**Short exercise**
Work out the number of lines with "white" in them. Reply with that number and no other words.

**Data section**
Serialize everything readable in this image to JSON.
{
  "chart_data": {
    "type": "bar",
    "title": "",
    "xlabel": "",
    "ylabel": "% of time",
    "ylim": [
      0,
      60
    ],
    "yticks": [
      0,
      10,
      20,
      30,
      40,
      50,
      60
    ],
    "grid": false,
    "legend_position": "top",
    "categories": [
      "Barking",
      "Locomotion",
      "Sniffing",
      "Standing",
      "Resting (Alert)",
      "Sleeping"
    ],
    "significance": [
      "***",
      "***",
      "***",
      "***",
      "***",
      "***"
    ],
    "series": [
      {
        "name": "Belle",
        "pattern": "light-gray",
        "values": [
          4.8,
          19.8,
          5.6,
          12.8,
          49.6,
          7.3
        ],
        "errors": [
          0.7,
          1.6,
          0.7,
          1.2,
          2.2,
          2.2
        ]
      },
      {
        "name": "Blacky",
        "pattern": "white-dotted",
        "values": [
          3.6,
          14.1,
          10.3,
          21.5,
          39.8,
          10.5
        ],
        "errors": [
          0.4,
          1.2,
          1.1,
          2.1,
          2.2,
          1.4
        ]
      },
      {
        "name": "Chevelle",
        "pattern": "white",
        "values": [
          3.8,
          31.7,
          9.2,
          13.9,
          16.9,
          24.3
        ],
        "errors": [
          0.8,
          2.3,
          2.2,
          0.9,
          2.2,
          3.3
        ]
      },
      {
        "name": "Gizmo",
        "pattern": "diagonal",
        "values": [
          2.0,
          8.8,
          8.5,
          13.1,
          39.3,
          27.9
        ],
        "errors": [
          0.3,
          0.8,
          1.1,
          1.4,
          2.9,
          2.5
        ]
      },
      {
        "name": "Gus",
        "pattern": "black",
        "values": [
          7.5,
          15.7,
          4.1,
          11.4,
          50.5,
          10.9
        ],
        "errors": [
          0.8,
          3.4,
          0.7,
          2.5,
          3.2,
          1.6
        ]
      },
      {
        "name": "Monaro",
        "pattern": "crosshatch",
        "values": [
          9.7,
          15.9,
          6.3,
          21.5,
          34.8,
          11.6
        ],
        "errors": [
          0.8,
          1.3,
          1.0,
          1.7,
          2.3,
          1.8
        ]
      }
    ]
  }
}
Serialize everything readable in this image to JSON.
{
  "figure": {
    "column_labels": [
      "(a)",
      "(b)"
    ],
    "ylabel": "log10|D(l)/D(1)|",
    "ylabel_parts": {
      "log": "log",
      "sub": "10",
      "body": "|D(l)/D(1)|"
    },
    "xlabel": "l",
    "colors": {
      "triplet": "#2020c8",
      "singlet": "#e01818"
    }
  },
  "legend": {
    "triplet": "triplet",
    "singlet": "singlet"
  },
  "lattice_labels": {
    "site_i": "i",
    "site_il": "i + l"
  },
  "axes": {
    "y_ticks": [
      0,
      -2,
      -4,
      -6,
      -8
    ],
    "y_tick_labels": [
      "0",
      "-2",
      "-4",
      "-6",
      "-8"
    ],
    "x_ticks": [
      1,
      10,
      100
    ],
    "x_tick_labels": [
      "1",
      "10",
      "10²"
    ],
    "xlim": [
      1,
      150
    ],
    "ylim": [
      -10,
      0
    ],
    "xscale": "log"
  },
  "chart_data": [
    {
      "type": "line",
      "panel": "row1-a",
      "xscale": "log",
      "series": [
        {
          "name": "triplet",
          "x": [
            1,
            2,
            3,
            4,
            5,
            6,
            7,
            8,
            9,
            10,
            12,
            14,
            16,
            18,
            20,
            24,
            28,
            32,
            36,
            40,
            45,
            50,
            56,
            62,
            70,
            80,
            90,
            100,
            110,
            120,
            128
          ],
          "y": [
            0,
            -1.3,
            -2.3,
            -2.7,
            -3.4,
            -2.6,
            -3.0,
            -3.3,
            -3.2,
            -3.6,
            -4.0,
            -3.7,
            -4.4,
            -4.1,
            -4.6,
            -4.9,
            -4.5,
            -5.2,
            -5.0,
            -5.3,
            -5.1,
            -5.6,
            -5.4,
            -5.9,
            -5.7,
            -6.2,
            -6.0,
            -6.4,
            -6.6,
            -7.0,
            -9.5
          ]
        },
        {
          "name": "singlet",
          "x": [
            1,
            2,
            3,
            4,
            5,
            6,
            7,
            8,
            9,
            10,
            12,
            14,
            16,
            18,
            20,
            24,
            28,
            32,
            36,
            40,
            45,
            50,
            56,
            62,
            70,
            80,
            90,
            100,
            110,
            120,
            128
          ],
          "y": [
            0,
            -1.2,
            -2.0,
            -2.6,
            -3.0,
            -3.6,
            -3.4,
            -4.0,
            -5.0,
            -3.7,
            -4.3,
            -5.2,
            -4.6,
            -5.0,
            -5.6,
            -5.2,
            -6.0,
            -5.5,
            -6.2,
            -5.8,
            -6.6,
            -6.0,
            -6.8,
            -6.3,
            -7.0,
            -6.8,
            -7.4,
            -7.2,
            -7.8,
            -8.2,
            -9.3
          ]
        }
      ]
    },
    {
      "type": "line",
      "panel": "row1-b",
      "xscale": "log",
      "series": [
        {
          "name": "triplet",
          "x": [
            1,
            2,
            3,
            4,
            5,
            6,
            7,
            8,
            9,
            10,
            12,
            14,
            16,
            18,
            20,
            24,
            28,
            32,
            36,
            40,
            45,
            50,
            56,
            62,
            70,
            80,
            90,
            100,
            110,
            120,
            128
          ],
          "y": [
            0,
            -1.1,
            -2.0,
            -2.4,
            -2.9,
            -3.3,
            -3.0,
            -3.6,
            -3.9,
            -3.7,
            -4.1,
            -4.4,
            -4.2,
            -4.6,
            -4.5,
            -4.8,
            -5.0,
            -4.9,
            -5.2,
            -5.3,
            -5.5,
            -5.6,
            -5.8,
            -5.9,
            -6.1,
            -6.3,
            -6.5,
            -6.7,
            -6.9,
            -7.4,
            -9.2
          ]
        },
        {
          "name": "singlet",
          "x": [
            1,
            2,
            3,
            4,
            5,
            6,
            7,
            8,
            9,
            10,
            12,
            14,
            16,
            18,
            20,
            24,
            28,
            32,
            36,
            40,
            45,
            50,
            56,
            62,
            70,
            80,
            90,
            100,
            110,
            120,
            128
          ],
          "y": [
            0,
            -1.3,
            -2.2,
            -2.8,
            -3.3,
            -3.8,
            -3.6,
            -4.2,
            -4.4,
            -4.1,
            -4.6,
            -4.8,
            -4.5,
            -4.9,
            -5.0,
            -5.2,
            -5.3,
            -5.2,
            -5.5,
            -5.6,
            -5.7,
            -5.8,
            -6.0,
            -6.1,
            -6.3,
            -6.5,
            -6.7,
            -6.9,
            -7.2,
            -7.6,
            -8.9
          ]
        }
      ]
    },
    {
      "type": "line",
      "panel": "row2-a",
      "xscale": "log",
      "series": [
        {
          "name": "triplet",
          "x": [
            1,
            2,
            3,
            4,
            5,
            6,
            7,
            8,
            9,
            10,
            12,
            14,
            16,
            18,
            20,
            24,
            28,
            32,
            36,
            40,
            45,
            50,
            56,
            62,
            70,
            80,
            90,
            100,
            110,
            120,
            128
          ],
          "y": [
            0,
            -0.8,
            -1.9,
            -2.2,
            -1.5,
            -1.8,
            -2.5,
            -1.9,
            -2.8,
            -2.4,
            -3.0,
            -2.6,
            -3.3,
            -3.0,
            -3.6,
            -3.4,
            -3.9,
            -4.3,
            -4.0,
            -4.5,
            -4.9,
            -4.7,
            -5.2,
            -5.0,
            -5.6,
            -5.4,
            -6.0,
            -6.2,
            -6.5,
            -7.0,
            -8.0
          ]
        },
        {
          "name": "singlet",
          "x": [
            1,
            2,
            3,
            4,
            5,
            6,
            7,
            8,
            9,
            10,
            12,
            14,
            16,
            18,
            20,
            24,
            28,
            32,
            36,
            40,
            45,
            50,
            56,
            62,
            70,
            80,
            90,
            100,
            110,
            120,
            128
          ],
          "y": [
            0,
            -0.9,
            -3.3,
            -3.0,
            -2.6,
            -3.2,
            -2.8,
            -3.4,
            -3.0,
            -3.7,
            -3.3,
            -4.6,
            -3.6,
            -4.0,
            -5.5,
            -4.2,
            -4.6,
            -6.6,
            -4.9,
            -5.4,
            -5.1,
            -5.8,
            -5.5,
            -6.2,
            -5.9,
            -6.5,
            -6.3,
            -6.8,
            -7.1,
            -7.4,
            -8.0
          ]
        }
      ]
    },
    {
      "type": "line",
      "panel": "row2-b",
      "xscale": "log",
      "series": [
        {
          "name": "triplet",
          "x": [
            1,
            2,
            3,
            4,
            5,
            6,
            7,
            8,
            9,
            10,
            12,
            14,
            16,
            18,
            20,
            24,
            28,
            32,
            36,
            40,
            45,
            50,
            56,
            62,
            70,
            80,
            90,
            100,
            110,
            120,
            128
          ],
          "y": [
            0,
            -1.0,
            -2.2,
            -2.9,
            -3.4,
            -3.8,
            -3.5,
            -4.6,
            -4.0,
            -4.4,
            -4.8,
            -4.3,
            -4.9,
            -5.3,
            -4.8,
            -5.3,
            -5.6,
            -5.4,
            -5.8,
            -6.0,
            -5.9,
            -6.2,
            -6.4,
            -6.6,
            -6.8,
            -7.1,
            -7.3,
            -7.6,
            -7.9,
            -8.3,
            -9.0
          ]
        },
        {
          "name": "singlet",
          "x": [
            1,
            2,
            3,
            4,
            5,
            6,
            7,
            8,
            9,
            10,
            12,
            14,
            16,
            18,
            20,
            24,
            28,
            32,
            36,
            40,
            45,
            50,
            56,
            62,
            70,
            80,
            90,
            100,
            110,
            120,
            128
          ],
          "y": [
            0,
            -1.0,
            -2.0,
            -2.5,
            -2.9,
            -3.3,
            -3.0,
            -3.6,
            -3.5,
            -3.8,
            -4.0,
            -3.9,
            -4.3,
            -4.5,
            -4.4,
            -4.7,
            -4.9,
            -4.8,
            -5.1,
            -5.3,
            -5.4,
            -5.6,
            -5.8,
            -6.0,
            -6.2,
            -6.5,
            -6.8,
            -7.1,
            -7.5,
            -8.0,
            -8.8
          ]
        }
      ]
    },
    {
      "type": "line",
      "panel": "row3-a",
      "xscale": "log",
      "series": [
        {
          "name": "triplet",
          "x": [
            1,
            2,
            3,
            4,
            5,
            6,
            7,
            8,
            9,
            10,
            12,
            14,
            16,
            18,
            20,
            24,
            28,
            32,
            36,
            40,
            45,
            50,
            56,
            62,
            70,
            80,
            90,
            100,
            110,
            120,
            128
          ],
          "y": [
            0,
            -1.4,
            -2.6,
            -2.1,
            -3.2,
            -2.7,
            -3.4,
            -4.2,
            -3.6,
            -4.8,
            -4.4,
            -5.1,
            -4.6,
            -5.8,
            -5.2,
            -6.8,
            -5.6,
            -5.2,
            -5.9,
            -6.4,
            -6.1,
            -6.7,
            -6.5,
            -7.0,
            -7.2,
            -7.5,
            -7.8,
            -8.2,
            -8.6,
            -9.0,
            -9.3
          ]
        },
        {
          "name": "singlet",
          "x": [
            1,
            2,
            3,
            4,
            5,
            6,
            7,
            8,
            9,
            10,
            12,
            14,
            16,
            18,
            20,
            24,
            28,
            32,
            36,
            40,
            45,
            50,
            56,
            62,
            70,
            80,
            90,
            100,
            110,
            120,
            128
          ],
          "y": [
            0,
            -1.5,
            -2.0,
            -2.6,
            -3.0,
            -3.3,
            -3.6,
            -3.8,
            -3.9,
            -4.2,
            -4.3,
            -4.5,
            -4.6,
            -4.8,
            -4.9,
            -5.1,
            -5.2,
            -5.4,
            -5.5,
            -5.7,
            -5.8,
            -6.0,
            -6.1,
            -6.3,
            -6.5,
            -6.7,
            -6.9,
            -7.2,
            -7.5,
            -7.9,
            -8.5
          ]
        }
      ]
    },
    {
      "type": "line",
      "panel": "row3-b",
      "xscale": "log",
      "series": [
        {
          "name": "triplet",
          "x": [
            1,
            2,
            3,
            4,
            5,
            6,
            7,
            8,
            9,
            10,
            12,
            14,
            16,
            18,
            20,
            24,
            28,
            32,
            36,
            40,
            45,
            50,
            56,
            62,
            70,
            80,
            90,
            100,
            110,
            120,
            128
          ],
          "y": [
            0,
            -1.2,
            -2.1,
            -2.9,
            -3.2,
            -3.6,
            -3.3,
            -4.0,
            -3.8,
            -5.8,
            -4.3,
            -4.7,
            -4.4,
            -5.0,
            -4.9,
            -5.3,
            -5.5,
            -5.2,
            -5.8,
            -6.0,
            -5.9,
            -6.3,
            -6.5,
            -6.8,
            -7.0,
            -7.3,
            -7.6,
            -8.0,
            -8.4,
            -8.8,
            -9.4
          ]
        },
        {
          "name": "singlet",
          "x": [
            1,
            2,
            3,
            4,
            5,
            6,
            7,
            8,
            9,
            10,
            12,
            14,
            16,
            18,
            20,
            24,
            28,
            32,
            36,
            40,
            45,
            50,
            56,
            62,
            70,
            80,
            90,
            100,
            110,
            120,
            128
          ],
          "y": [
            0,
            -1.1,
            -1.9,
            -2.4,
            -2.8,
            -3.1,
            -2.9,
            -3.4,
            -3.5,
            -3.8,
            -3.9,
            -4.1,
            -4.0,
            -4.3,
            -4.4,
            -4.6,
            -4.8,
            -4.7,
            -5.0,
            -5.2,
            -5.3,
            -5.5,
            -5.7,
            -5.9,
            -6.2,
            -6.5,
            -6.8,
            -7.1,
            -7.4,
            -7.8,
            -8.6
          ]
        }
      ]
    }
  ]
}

**Written response**
2